### EXERCISE AIM
Write out every line of the listing below word for word, leaving out the pictures.
_ _ _ _ _
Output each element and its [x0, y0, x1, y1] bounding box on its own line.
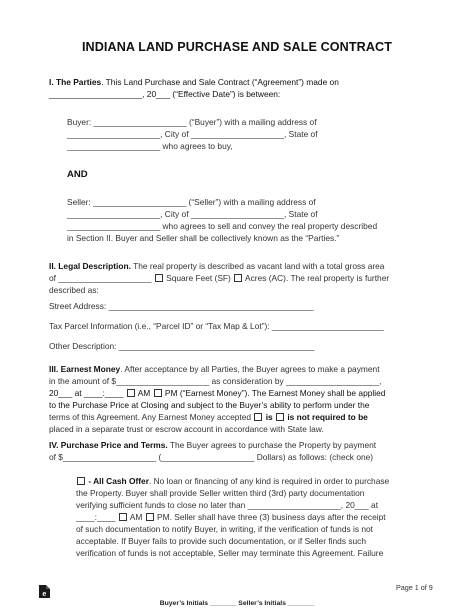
- earnest-text-3c: PM (“Earnest Money”). The Earnest Money shall be applied: [162, 388, 386, 398]
- price-line-2: of $____________________ (____________________ Dollars) as follows: (check one): [49, 452, 374, 462]
- cash-am-checkbox[interactable]: [119, 513, 127, 521]
- legal-line-1: [49, 261, 384, 272]
- legal-heading: II. Legal Description.: [49, 261, 131, 271]
- escrow-is-checkbox[interactable]: [254, 413, 262, 421]
- parties-heading: I. The Parties: [49, 77, 102, 87]
- cash-offer-line-6: acceptable. If Buyer fails to provide such documentation, or if Seller finds such: [76, 536, 367, 546]
- buyer-line-1: Buyer: ____________________ (“Buyer”) with a mailing address of: [67, 117, 317, 127]
- cash-offer-text-1: . No loan or financing of any kind is required in order to purchase: [148, 476, 390, 486]
- eforms-logo-icon: [38, 584, 51, 599]
- earnest-line-2: in the amount of $____________________ as consideration by ____________________,: [49, 376, 382, 386]
- parties-line-1: [49, 77, 339, 88]
- cash-offer-line-3: verifying sufficient funds to close no later than ____________________, 20___ at: [76, 500, 379, 510]
- cash-offer-text-4b: AM: [127, 512, 145, 522]
- svg-text:e: e: [42, 591, 47, 598]
- price-text-1: The Buyer agrees to purchase the Property by payment: [167, 440, 377, 450]
- parties-text-1: . This Land Purchase and Sale Contract (“Agreement”) made on: [101, 77, 339, 87]
- and-label: AND: [67, 169, 88, 180]
- buyer-line-2: ____________________, City of ____________________, State of: [67, 129, 318, 139]
- cash-offer-text-4c: PM. Seller shall have three (3) business days after the receipt: [154, 512, 386, 522]
- acres-checkbox[interactable]: [234, 274, 242, 282]
- legal-text-2c: Acres (AC). The real property is further: [243, 273, 390, 283]
- cash-pm-checkbox[interactable]: [146, 513, 154, 521]
- street-address-line: Street Address: ____________________________________________: [49, 301, 314, 311]
- legal-text-2a: of ____________________: [49, 273, 154, 283]
- cash-offer-line-7: verification of funds is not acceptable, Seller may terminate this Agreement. Failure: [76, 548, 384, 558]
- seller-line-3: ____________________ who agrees to sell and convey the real property described: [67, 221, 378, 231]
- initials-footer: Buyer’s Initials _______ Seller’s Initials _______: [159, 600, 315, 607]
- other-description-line: Other Description: __________________________________________: [49, 341, 315, 351]
- earnest-line-4: to the Purchase Price at Closing and subject to the Buyer’s ability to perform under the: [49, 400, 370, 410]
- escrow-is-not-checkbox[interactable]: [276, 413, 284, 421]
- earnest-line-1: [49, 364, 380, 375]
- cash-offer-text-4a: ____:____: [76, 512, 118, 522]
- seller-line-1: Seller: ____________________ (“Seller”) with a mailing address of: [67, 197, 316, 207]
- document-title: INDIANA LAND PURCHASE AND SALE CONTRACT: [81, 40, 393, 54]
- earnest-pm-checkbox[interactable]: [154, 389, 162, 397]
- earnest-text-1: . After acceptance by all Parties, the Buyer agrees to make a payment: [120, 364, 380, 374]
- cash-offer-checkbox[interactable]: [77, 477, 85, 485]
- tax-parcel-line: Tax Parcel Information (i.e., “Parcel ID” or “Tax Map & Lot”): ________________________: [49, 321, 384, 331]
- earnest-text-5c: is not required to be: [285, 412, 368, 422]
- cash-offer-line-4: [76, 512, 386, 523]
- page-number: Page 1 of 9: [396, 583, 433, 592]
- square-feet-checkbox[interactable]: [155, 274, 163, 282]
- legal-line-3: described as:: [49, 285, 99, 295]
- seller-line-4: in Section II. Buyer and Seller shall be collectively known as the “Parties.”: [67, 233, 340, 243]
- earnest-text-5a: terms of this Agreement. Any Earnest Money accepted: [49, 412, 254, 422]
- earnest-line-5: [49, 412, 368, 423]
- earnest-text-3a: 20___ at ____:____: [49, 388, 126, 398]
- legal-text-2b: Square Feet (SF): [163, 273, 234, 283]
- earnest-text-3b: AM: [135, 388, 153, 398]
- earnest-line-3: [49, 388, 385, 399]
- price-heading: IV. Purchase Price and Terms.: [49, 440, 168, 450]
- seller-line-2: ____________________, City of ____________________, State of: [67, 209, 318, 219]
- legal-text-1: The real property is described as vacant land with a total gross area: [130, 261, 385, 271]
- price-line-1: [49, 440, 376, 451]
- earnest-line-6: placed in a separate trust or escrow account in accordance with State law.: [49, 424, 324, 434]
- earnest-am-checkbox[interactable]: [127, 389, 135, 397]
- earnest-text-5b: is: [263, 412, 276, 422]
- earnest-heading: III. Earnest Money: [49, 364, 121, 374]
- cash-offer-line-5: of such documentation to notify Buyer, in writing, if the verification of funds is not: [76, 524, 374, 534]
- buyer-line-3: ____________________ who agrees to buy,: [67, 141, 233, 151]
- parties-line-2: ____________________, 20___ (“Effective Date”) is between:: [49, 89, 281, 99]
- legal-line-2: [49, 273, 389, 284]
- cash-offer-line-2: the Property. Buyer shall provide Seller written third (3rd) party documentation: [76, 488, 365, 498]
- cash-offer-line-1: [76, 476, 389, 487]
- cash-offer-label: - All Cash Offer: [86, 476, 149, 486]
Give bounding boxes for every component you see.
_ _ _ _ _
### COMPLETE ANSWER
Output each element and its [x0, y0, x1, y1] bounding box on its own line.
- earnest-text-3c: PM (“Earnest Money”). The Earnest Money shall be applied: [162, 388, 386, 398]
- price-line-2: of $____________________ (____________________ Dollars) as follows: (check one): [49, 452, 374, 462]
- cash-am-checkbox[interactable]: [119, 513, 127, 521]
- legal-line-1: [49, 261, 384, 272]
- legal-heading: II. Legal Description.: [49, 261, 131, 271]
- escrow-is-checkbox[interactable]: [254, 413, 262, 421]
- parties-heading: I. The Parties: [49, 77, 102, 87]
- cash-offer-line-6: acceptable. If Buyer fails to provide such documentation, or if Seller finds such: [76, 536, 367, 546]
- buyer-line-1: Buyer: ____________________ (“Buyer”) with a mailing address of: [67, 117, 317, 127]
- cash-offer-text-1: . No loan or financing of any kind is required in order to purchase: [148, 476, 390, 486]
- eforms-logo-icon: [38, 584, 51, 599]
- earnest-line-2: in the amount of $____________________ as consideration by ____________________,: [49, 376, 382, 386]
- parties-line-1: [49, 77, 339, 88]
- cash-offer-line-3: verifying sufficient funds to close no later than ____________________, 20___ at: [76, 500, 379, 510]
- cash-offer-text-4b: AM: [127, 512, 145, 522]
- svg-text:e: e: [42, 591, 47, 598]
- price-text-1: The Buyer agrees to purchase the Property by payment: [167, 440, 377, 450]
- parties-text-1: . This Land Purchase and Sale Contract (“Agreement”) made on: [101, 77, 339, 87]
- and-label: AND: [67, 169, 88, 180]
- buyer-line-2: ____________________, City of ____________________, State of: [67, 129, 318, 139]
- cash-offer-text-4c: PM. Seller shall have three (3) business days after the receipt: [154, 512, 386, 522]
- acres-checkbox[interactable]: [234, 274, 242, 282]
- legal-text-2c: Acres (AC). The real property is further: [243, 273, 390, 283]
- cash-pm-checkbox[interactable]: [146, 513, 154, 521]
- street-address-line: Street Address: ____________________________________________: [49, 301, 314, 311]
- legal-text-2a: of ____________________: [49, 273, 154, 283]
- cash-offer-line-7: verification of funds is not acceptable, Seller may terminate this Agreement. Failure: [76, 548, 384, 558]
- seller-line-3: ____________________ who agrees to sell and convey the real property described: [67, 221, 378, 231]
- initials-footer: Buyer’s Initials _______ Seller’s Initials _______: [159, 600, 315, 607]
- other-description-line: Other Description: __________________________________________: [49, 341, 315, 351]
- earnest-line-4: to the Purchase Price at Closing and subject to the Buyer’s ability to perform under the: [49, 400, 370, 410]
- escrow-is-not-checkbox[interactable]: [276, 413, 284, 421]
- earnest-line-1: [49, 364, 380, 375]
- cash-offer-text-4a: ____:____: [76, 512, 118, 522]
- seller-line-1: Seller: ____________________ (“Seller”) with a mailing address of: [67, 197, 316, 207]
- document-title: INDIANA LAND PURCHASE AND SALE CONTRACT: [81, 40, 393, 54]
- earnest-pm-checkbox[interactable]: [154, 389, 162, 397]
- earnest-text-1: . After acceptance by all Parties, the Buyer agrees to make a payment: [120, 364, 380, 374]
- cash-offer-checkbox[interactable]: [77, 477, 85, 485]
- tax-parcel-line: Tax Parcel Information (i.e., “Parcel ID” or “Tax Map & Lot”): ________________________: [49, 321, 384, 331]
- earnest-text-5c: is not required to be: [285, 412, 368, 422]
- cash-offer-line-4: [76, 512, 386, 523]
- page-number: Page 1 of 9: [396, 583, 433, 592]
- square-feet-checkbox[interactable]: [155, 274, 163, 282]
- legal-line-3: described as:: [49, 285, 99, 295]
- seller-line-4: in Section II. Buyer and Seller shall be collectively known as the “Parties.”: [67, 233, 340, 243]
- earnest-text-5a: terms of this Agreement. Any Earnest Money accepted: [49, 412, 254, 422]
- earnest-line-5: [49, 412, 368, 423]
- earnest-text-3a: 20___ at ____:____: [49, 388, 126, 398]
- legal-text-2b: Square Feet (SF): [163, 273, 234, 283]
- earnest-text-3b: AM: [135, 388, 153, 398]
- earnest-line-3: [49, 388, 385, 399]
- price-heading: IV. Purchase Price and Terms.: [49, 440, 168, 450]
- seller-line-2: ____________________, City of ____________________, State of: [67, 209, 318, 219]
- legal-text-1: The real property is described as vacant land with a total gross area: [130, 261, 385, 271]
- price-line-1: [49, 440, 376, 451]
- earnest-line-6: placed in a separate trust or escrow account in accordance with State law.: [49, 424, 324, 434]
- earnest-am-checkbox[interactable]: [127, 389, 135, 397]
- earnest-text-5b: is: [263, 412, 276, 422]
- earnest-heading: III. Earnest Money: [49, 364, 121, 374]
- cash-offer-line-5: of such documentation to notify Buyer, in writing, if the verification of funds is not: [76, 524, 374, 534]
- buyer-line-3: ____________________ who agrees to buy,: [67, 141, 233, 151]
- parties-line-2: ____________________, 20___ (“Effective Date”) is between:: [49, 89, 281, 99]
- legal-line-2: [49, 273, 389, 284]
- cash-offer-line-2: the Property. Buyer shall provide Seller written third (3rd) party documentation: [76, 488, 365, 498]
- cash-offer-line-1: [76, 476, 389, 487]
- cash-offer-label: - All Cash Offer: [86, 476, 149, 486]
Give bounding boxes for every component you see.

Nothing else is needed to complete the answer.